#### EXERCISE:
Print each line exactly as it is given.

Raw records
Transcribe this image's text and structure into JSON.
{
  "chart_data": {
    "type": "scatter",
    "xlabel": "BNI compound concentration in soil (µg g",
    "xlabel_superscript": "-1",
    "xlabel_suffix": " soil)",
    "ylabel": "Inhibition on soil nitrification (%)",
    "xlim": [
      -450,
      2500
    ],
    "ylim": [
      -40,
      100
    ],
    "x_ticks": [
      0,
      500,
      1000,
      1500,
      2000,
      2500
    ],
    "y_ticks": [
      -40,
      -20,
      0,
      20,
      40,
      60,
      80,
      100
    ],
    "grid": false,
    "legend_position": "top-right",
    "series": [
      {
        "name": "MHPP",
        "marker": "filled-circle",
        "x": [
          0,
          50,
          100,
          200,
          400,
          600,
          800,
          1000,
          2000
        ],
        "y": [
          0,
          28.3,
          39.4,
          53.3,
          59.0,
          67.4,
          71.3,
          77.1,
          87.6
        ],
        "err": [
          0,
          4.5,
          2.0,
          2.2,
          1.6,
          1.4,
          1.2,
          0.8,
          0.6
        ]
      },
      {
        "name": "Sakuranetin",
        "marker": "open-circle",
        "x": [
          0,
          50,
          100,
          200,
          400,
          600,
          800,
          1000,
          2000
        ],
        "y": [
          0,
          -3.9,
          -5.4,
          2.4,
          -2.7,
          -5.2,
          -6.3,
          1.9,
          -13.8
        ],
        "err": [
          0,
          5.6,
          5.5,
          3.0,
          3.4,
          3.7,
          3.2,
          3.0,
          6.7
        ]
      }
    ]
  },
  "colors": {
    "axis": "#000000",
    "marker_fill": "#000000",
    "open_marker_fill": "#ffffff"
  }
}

#### FINISHED ANSWER:
Transcribe this image's text and structure into JSON.
{
  "chart_data": {
    "type": "scatter",
    "xlabel": "BNI compound concentration in soil (µg g",
    "xlabel_superscript": "-1",
    "xlabel_suffix": " soil)",
    "ylabel": "Inhibition on soil nitrification (%)",
    "xlim": [
      -450,
      2500
    ],
    "ylim": [
      -40,
      100
    ],
    "x_ticks": [
      0,
      500,
      1000,
      1500,
      2000,
      2500
    ],
    "y_ticks": [
      -40,
      -20,
      0,
      20,
      40,
      60,
      80,
      100
    ],
    "grid": false,
    "legend_position": "top-right",
    "series": [
      {
        "name": "MHPP",
        "marker": "filled-circle",
        "x": [
          0,
          50,
          100,
          200,
          400,
          600,
          800,
          1000,
          2000
        ],
        "y": [
          0,
          28.3,
          39.4,
          53.3,
          59.0,
          67.4,
          71.3,
          77.1,
          87.6
        ],
        "err": [
          0,
          4.5,
          2.0,
          2.2,
          1.6,
          1.4,
          1.2,
          0.8,
          0.6
        ]
      },
      {
        "name": "Sakuranetin",
        "marker": "open-circle",
        "x": [
          0,
          50,
          100,
          200,
          400,
          600,
          800,
          1000,
          2000
        ],
        "y": [
          0,
          -3.9,
          -5.4,
          2.4,
          -2.7,
          -5.2,
          -6.3,
          1.9,
          -13.8
        ],
        "err": [
          0,
          5.6,
          5.5,
          3.0,
          3.4,
          3.7,
          3.2,
          3.0,
          6.7
        ]
      }
    ]
  },
  "colors": {
    "axis": "#000000",
    "marker_fill": "#000000",
    "open_marker_fill": "#ffffff"
  }
}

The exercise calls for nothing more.